__Prompt__.
Every line below is to be quoted exactly, with nothing added or dropped.

__Input data__.
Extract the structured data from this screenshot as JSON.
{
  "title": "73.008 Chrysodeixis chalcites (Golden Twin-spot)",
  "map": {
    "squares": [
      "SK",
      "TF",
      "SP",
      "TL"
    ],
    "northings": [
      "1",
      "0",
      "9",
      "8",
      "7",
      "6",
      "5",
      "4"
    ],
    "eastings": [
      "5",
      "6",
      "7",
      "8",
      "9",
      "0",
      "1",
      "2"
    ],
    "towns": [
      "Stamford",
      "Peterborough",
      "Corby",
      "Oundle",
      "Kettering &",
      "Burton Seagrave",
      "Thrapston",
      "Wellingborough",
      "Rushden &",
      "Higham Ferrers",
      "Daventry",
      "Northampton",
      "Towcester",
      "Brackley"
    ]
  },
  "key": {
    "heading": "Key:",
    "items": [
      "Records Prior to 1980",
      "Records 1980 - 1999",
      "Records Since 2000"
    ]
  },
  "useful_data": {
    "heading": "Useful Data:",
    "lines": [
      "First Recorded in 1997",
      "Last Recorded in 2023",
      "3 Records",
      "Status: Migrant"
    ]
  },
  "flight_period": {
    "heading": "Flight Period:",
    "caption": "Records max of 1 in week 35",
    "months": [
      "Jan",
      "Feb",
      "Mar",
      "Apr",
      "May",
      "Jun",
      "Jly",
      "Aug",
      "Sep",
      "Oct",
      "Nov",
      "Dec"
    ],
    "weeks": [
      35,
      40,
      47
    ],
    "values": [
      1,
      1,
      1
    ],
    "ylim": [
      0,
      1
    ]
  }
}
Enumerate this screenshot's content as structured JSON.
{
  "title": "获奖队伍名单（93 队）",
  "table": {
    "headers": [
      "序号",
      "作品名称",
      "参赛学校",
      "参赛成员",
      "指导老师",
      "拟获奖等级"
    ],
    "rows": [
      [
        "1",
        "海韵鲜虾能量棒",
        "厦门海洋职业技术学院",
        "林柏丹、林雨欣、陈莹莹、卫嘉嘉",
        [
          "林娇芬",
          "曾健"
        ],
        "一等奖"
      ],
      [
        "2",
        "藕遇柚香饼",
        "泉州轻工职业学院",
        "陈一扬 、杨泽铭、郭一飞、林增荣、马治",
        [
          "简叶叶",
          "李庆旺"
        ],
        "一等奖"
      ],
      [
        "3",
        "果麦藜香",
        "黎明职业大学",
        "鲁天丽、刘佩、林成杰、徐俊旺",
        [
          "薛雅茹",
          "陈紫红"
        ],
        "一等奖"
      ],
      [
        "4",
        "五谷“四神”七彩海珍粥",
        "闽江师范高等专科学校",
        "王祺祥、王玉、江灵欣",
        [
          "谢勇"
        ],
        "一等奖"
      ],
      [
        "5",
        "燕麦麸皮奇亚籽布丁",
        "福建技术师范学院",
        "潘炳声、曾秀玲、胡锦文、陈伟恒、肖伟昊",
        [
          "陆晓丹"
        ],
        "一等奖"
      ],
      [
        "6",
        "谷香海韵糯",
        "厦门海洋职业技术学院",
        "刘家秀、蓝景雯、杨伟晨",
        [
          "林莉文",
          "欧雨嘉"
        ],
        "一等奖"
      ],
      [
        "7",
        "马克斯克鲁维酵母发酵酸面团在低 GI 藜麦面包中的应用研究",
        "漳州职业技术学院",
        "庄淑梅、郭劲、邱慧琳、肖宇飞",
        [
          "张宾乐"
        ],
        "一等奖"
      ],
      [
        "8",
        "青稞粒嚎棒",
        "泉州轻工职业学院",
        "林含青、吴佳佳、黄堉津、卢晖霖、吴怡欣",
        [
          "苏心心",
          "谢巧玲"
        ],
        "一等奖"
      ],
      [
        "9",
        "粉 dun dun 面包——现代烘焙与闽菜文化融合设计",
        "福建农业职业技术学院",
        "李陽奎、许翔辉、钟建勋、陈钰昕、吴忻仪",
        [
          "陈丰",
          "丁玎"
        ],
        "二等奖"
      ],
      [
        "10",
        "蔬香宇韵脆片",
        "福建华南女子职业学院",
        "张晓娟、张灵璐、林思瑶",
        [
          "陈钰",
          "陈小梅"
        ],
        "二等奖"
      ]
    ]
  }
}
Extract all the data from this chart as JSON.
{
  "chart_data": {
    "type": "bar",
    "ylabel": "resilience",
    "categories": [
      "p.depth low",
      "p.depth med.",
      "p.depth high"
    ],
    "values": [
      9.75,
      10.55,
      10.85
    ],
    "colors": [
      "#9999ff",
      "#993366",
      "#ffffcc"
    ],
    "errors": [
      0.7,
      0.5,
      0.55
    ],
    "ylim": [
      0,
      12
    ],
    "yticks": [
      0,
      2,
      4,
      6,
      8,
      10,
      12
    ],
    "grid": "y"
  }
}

__Exercise solution__.
Extract the structured data from this screenshot as JSON.
{
  "title": "73.008 Chrysodeixis chalcites (Golden Twin-spot)",
  "map": {
    "squares": [
      "SK",
      "TF",
      "SP",
      "TL"
    ],
    "northings": [
      "1",
      "0",
      "9",
      "8",
      "7",
      "6",
      "5",
      "4"
    ],
    "eastings": [
      "5",
      "6",
      "7",
      "8",
      "9",
      "0",
      "1",
      "2"
    ],
    "towns": [
      "Stamford",
      "Peterborough",
      "Corby",
      "Oundle",
      "Kettering &",
      "Burton Seagrave",
      "Thrapston",
      "Wellingborough",
      "Rushden &",
      "Higham Ferrers",
      "Daventry",
      "Northampton",
      "Towcester",
      "Brackley"
    ]
  },
  "key": {
    "heading": "Key:",
    "items": [
      "Records Prior to 1980",
      "Records 1980 - 1999",
      "Records Since 2000"
    ]
  },
  "useful_data": {
    "heading": "Useful Data:",
    "lines": [
      "First Recorded in 1997",
      "Last Recorded in 2023",
      "3 Records",
      "Status: Migrant"
    ]
  },
  "flight_period": {
    "heading": "Flight Period:",
    "caption": "Records max of 1 in week 35",
    "months": [
      "Jan",
      "Feb",
      "Mar",
      "Apr",
      "May",
      "Jun",
      "Jly",
      "Aug",
      "Sep",
      "Oct",
      "Nov",
      "Dec"
    ],
    "weeks": [
      35,
      40,
      47
    ],
    "values": [
      1,
      1,
      1
    ],
    "ylim": [
      0,
      1
    ]
  }
}
Enumerate this screenshot's content as structured JSON.
{
  "title": "获奖队伍名单（93 队）",
  "table": {
    "headers": [
      "序号",
      "作品名称",
      "参赛学校",
      "参赛成员",
      "指导老师",
      "拟获奖等级"
    ],
    "rows": [
      [
        "1",
        "海韵鲜虾能量棒",
        "厦门海洋职业技术学院",
        "林柏丹、林雨欣、陈莹莹、卫嘉嘉",
        [
          "林娇芬",
          "曾健"
        ],
        "一等奖"
      ],
      [
        "2",
        "藕遇柚香饼",
        "泉州轻工职业学院",
        "陈一扬 、杨泽铭、郭一飞、林增荣、马治",
        [
          "简叶叶",
          "李庆旺"
        ],
        "一等奖"
      ],
      [
        "3",
        "果麦藜香",
        "黎明职业大学",
        "鲁天丽、刘佩、林成杰、徐俊旺",
        [
          "薛雅茹",
          "陈紫红"
        ],
        "一等奖"
      ],
      [
        "4",
        "五谷“四神”七彩海珍粥",
        "闽江师范高等专科学校",
        "王祺祥、王玉、江灵欣",
        [
          "谢勇"
        ],
        "一等奖"
      ],
      [
        "5",
        "燕麦麸皮奇亚籽布丁",
        "福建技术师范学院",
        "潘炳声、曾秀玲、胡锦文、陈伟恒、肖伟昊",
        [
          "陆晓丹"
        ],
        "一等奖"
      ],
      [
        "6",
        "谷香海韵糯",
        "厦门海洋职业技术学院",
        "刘家秀、蓝景雯、杨伟晨",
        [
          "林莉文",
          "欧雨嘉"
        ],
        "一等奖"
      ],
      [
        "7",
        "马克斯克鲁维酵母发酵酸面团在低 GI 藜麦面包中的应用研究",
        "漳州职业技术学院",
        "庄淑梅、郭劲、邱慧琳、肖宇飞",
        [
          "张宾乐"
        ],
        "一等奖"
      ],
      [
        "8",
        "青稞粒嚎棒",
        "泉州轻工职业学院",
        "林含青、吴佳佳、黄堉津、卢晖霖、吴怡欣",
        [
          "苏心心",
          "谢巧玲"
        ],
        "一等奖"
      ],
      [
        "9",
        "粉 dun dun 面包——现代烘焙与闽菜文化融合设计",
        "福建农业职业技术学院",
        "李陽奎、许翔辉、钟建勋、陈钰昕、吴忻仪",
        [
          "陈丰",
          "丁玎"
        ],
        "二等奖"
      ],
      [
        "10",
        "蔬香宇韵脆片",
        "福建华南女子职业学院",
        "张晓娟、张灵璐、林思瑶",
        [
          "陈钰",
          "陈小梅"
        ],
        "二等奖"
      ]
    ]
  }
}
Extract all the data from this chart as JSON.
{
  "chart_data": {
    "type": "bar",
    "ylabel": "resilience",
    "categories": [
      "p.depth low",
      "p.depth med.",
      "p.depth high"
    ],
    "values": [
      9.75,
      10.55,
      10.85
    ],
    "colors": [
      "#9999ff",
      "#993366",
      "#ffffcc"
    ],
    "errors": [
      0.7,
      0.5,
      0.55
    ],
    "ylim": [
      0,
      12
    ],
    "yticks": [
      0,
      2,
      4,
      6,
      8,
      10,
      12
    ],
    "grid": "y"
  }
}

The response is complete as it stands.